▶ _WHAT TO DO_: Every entry should be repeated exactly. Omit the pictures.

BEGIN SUPPLIED MATERIAL

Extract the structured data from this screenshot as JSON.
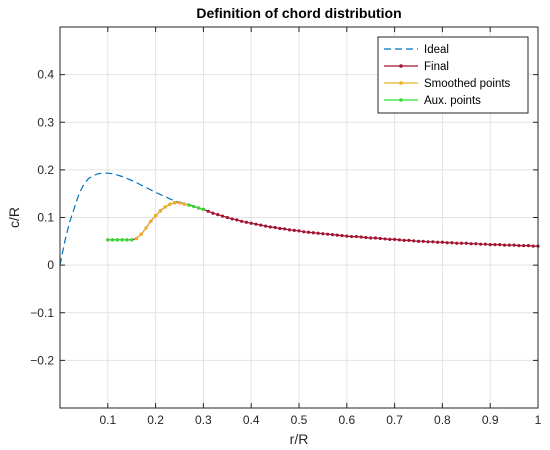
{
  "chart_data": {
    "type": "line",
    "title": "Definition of chord distribution",
    "xlabel": "r/R",
    "ylabel": "c/R",
    "xlim": [
      0,
      1
    ],
    "ylim": [
      -0.3,
      0.5
    ],
    "xticks": [
      0.1,
      0.2,
      0.3,
      0.4,
      0.5,
      0.6,
      0.7,
      0.8,
      0.9,
      1
    ],
    "xtick_labels": [
      "0.1",
      "0.2",
      "0.3",
      "0.4",
      "0.5",
      "0.6",
      "0.7",
      "0.8",
      "0.9",
      "1"
    ],
    "yticks": [
      -0.2,
      -0.1,
      0,
      0.1,
      0.2,
      0.3,
      0.4
    ],
    "ytick_labels": [
      "−0.2",
      "−0.1",
      "0",
      "0.1",
      "0.2",
      "0.3",
      "0.4"
    ],
    "grid": true,
    "legend_position": "top-right",
    "series": [
      {
        "name": "Ideal",
        "color": "#0072bd",
        "style": "dashed",
        "marker": "none",
        "x": [
          0,
          0.01,
          0.02,
          0.03,
          0.04,
          0.05,
          0.06,
          0.07,
          0.08,
          0.09,
          0.1,
          0.11,
          0.12,
          0.13,
          0.14,
          0.15,
          0.16,
          0.17,
          0.18,
          0.19,
          0.2,
          0.21,
          0.22,
          0.23,
          0.24,
          0.25,
          0.26,
          0.27,
          0.28,
          0.29,
          0.3
        ],
        "y": [
          0,
          0.05,
          0.09,
          0.12,
          0.15,
          0.17,
          0.182,
          0.188,
          0.192,
          0.193,
          0.193,
          0.192,
          0.189,
          0.186,
          0.182,
          0.178,
          0.173,
          0.168,
          0.163,
          0.158,
          0.153,
          0.148,
          0.144,
          0.139,
          0.135,
          0.131,
          0.13,
          0.127,
          0.124,
          0.12,
          0.117
        ]
      },
      {
        "name": "Final",
        "color": "#a2142f",
        "style": "solid",
        "marker": "dot",
        "x": [
          0.1,
          0.11,
          0.12,
          0.13,
          0.14,
          0.15,
          0.16,
          0.17,
          0.18,
          0.19,
          0.2,
          0.21,
          0.22,
          0.23,
          0.24,
          0.25,
          0.26,
          0.27,
          0.28,
          0.29,
          0.3,
          0.31,
          0.32,
          0.33,
          0.34,
          0.35,
          0.36,
          0.37,
          0.38,
          0.39,
          0.4,
          0.41,
          0.42,
          0.43,
          0.44,
          0.45,
          0.46,
          0.47,
          0.48,
          0.49,
          0.5,
          0.51,
          0.52,
          0.53,
          0.54,
          0.55,
          0.56,
          0.57,
          0.58,
          0.59,
          0.6,
          0.61,
          0.62,
          0.63,
          0.64,
          0.65,
          0.66,
          0.67,
          0.68,
          0.69,
          0.7,
          0.71,
          0.72,
          0.73,
          0.74,
          0.75,
          0.76,
          0.77,
          0.78,
          0.79,
          0.8,
          0.81,
          0.82,
          0.83,
          0.84,
          0.85,
          0.86,
          0.87,
          0.88,
          0.89,
          0.9,
          0.91,
          0.92,
          0.93,
          0.94,
          0.95,
          0.96,
          0.97,
          0.98,
          0.99,
          1.0
        ],
        "y": [
          0.053,
          0.053,
          0.053,
          0.053,
          0.053,
          0.053,
          0.056,
          0.065,
          0.078,
          0.092,
          0.104,
          0.114,
          0.122,
          0.128,
          0.131,
          0.131,
          0.128,
          0.126,
          0.123,
          0.12,
          0.117,
          0.113,
          0.109,
          0.106,
          0.103,
          0.1,
          0.097,
          0.095,
          0.092,
          0.09,
          0.088,
          0.086,
          0.084,
          0.082,
          0.08,
          0.079,
          0.077,
          0.076,
          0.074,
          0.073,
          0.072,
          0.07,
          0.069,
          0.068,
          0.067,
          0.066,
          0.065,
          0.064,
          0.063,
          0.062,
          0.061,
          0.06,
          0.06,
          0.059,
          0.058,
          0.057,
          0.057,
          0.056,
          0.055,
          0.054,
          0.054,
          0.053,
          0.052,
          0.052,
          0.051,
          0.05,
          0.05,
          0.049,
          0.049,
          0.048,
          0.048,
          0.047,
          0.047,
          0.046,
          0.046,
          0.046,
          0.045,
          0.045,
          0.044,
          0.044,
          0.043,
          0.043,
          0.043,
          0.042,
          0.042,
          0.042,
          0.041,
          0.041,
          0.041,
          0.04,
          0.04
        ]
      },
      {
        "name": "Smoothed points",
        "color": "#edb120",
        "style": "solid",
        "marker": "dot",
        "x": [
          0.16,
          0.17,
          0.18,
          0.19,
          0.2,
          0.21,
          0.22,
          0.23,
          0.24,
          0.25,
          0.26,
          0.27
        ],
        "y": [
          0.056,
          0.065,
          0.078,
          0.092,
          0.104,
          0.114,
          0.122,
          0.128,
          0.131,
          0.131,
          0.128,
          0.126
        ]
      },
      {
        "name": "Aux. points",
        "color": "#33dd33",
        "style": "solid",
        "marker": "dot",
        "x_segments": [
          [
            0.1,
            0.11,
            0.12,
            0.13,
            0.14,
            0.15
          ],
          [
            0.27,
            0.28,
            0.29,
            0.3
          ]
        ],
        "y_segments": [
          [
            0.053,
            0.053,
            0.053,
            0.053,
            0.053,
            0.053
          ],
          [
            0.126,
            0.123,
            0.12,
            0.117
          ]
        ]
      }
    ]
  }
}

END SUPPLIED MATERIAL

▶ _EXERCISE SOLUTION_:
Extract the structured data from this screenshot as JSON.
{
  "chart_data": {
    "type": "line",
    "title": "Definition of chord distribution",
    "xlabel": "r/R",
    "ylabel": "c/R",
    "xlim": [
      0,
      1
    ],
    "ylim": [
      -0.3,
      0.5
    ],
    "xticks": [
      0.1,
      0.2,
      0.3,
      0.4,
      0.5,
      0.6,
      0.7,
      0.8,
      0.9,
      1
    ],
    "xtick_labels": [
      "0.1",
      "0.2",
      "0.3",
      "0.4",
      "0.5",
      "0.6",
      "0.7",
      "0.8",
      "0.9",
      "1"
    ],
    "yticks": [
      -0.2,
      -0.1,
      0,
      0.1,
      0.2,
      0.3,
      0.4
    ],
    "ytick_labels": [
      "−0.2",
      "−0.1",
      "0",
      "0.1",
      "0.2",
      "0.3",
      "0.4"
    ],
    "grid": true,
    "legend_position": "top-right",
    "series": [
      {
        "name": "Ideal",
        "color": "#0072bd",
        "style": "dashed",
        "marker": "none",
        "x": [
          0,
          0.01,
          0.02,
          0.03,
          0.04,
          0.05,
          0.06,
          0.07,
          0.08,
          0.09,
          0.1,
          0.11,
          0.12,
          0.13,
          0.14,
          0.15,
          0.16,
          0.17,
          0.18,
          0.19,
          0.2,
          0.21,
          0.22,
          0.23,
          0.24,
          0.25,
          0.26,
          0.27,
          0.28,
          0.29,
          0.3
        ],
        "y": [
          0,
          0.05,
          0.09,
          0.12,
          0.15,
          0.17,
          0.182,
          0.188,
          0.192,
          0.193,
          0.193,
          0.192,
          0.189,
          0.186,
          0.182,
          0.178,
          0.173,
          0.168,
          0.163,
          0.158,
          0.153,
          0.148,
          0.144,
          0.139,
          0.135,
          0.131,
          0.13,
          0.127,
          0.124,
          0.12,
          0.117
        ]
      },
      {
        "name": "Final",
        "color": "#a2142f",
        "style": "solid",
        "marker": "dot",
        "x": [
          0.1,
          0.11,
          0.12,
          0.13,
          0.14,
          0.15,
          0.16,
          0.17,
          0.18,
          0.19,
          0.2,
          0.21,
          0.22,
          0.23,
          0.24,
          0.25,
          0.26,
          0.27,
          0.28,
          0.29,
          0.3,
          0.31,
          0.32,
          0.33,
          0.34,
          0.35,
          0.36,
          0.37,
          0.38,
          0.39,
          0.4,
          0.41,
          0.42,
          0.43,
          0.44,
          0.45,
          0.46,
          0.47,
          0.48,
          0.49,
          0.5,
          0.51,
          0.52,
          0.53,
          0.54,
          0.55,
          0.56,
          0.57,
          0.58,
          0.59,
          0.6,
          0.61,
          0.62,
          0.63,
          0.64,
          0.65,
          0.66,
          0.67,
          0.68,
          0.69,
          0.7,
          0.71,
          0.72,
          0.73,
          0.74,
          0.75,
          0.76,
          0.77,
          0.78,
          0.79,
          0.8,
          0.81,
          0.82,
          0.83,
          0.84,
          0.85,
          0.86,
          0.87,
          0.88,
          0.89,
          0.9,
          0.91,
          0.92,
          0.93,
          0.94,
          0.95,
          0.96,
          0.97,
          0.98,
          0.99,
          1.0
        ],
        "y": [
          0.053,
          0.053,
          0.053,
          0.053,
          0.053,
          0.053,
          0.056,
          0.065,
          0.078,
          0.092,
          0.104,
          0.114,
          0.122,
          0.128,
          0.131,
          0.131,
          0.128,
          0.126,
          0.123,
          0.12,
          0.117,
          0.113,
          0.109,
          0.106,
          0.103,
          0.1,
          0.097,
          0.095,
          0.092,
          0.09,
          0.088,
          0.086,
          0.084,
          0.082,
          0.08,
          0.079,
          0.077,
          0.076,
          0.074,
          0.073,
          0.072,
          0.07,
          0.069,
          0.068,
          0.067,
          0.066,
          0.065,
          0.064,
          0.063,
          0.062,
          0.061,
          0.06,
          0.06,
          0.059,
          0.058,
          0.057,
          0.057,
          0.056,
          0.055,
          0.054,
          0.054,
          0.053,
          0.052,
          0.052,
          0.051,
          0.05,
          0.05,
          0.049,
          0.049,
          0.048,
          0.048,
          0.047,
          0.047,
          0.046,
          0.046,
          0.046,
          0.045,
          0.045,
          0.044,
          0.044,
          0.043,
          0.043,
          0.043,
          0.042,
          0.042,
          0.042,
          0.041,
          0.041,
          0.041,
          0.04,
          0.04
        ]
      },
      {
        "name": "Smoothed points",
        "color": "#edb120",
        "style": "solid",
        "marker": "dot",
        "x": [
          0.16,
          0.17,
          0.18,
          0.19,
          0.2,
          0.21,
          0.22,
          0.23,
          0.24,
          0.25,
          0.26,
          0.27
        ],
        "y": [
          0.056,
          0.065,
          0.078,
          0.092,
          0.104,
          0.114,
          0.122,
          0.128,
          0.131,
          0.131,
          0.128,
          0.126
        ]
      },
      {
        "name": "Aux. points",
        "color": "#33dd33",
        "style": "solid",
        "marker": "dot",
        "x_segments": [
          [
            0.1,
            0.11,
            0.12,
            0.13,
            0.14,
            0.15
          ],
          [
            0.27,
            0.28,
            0.29,
            0.3
          ]
        ],
        "y_segments": [
          [
            0.053,
            0.053,
            0.053,
            0.053,
            0.053,
            0.053
          ],
          [
            0.126,
            0.123,
            0.12,
            0.117
          ]
        ]
      }
    ]
  }
}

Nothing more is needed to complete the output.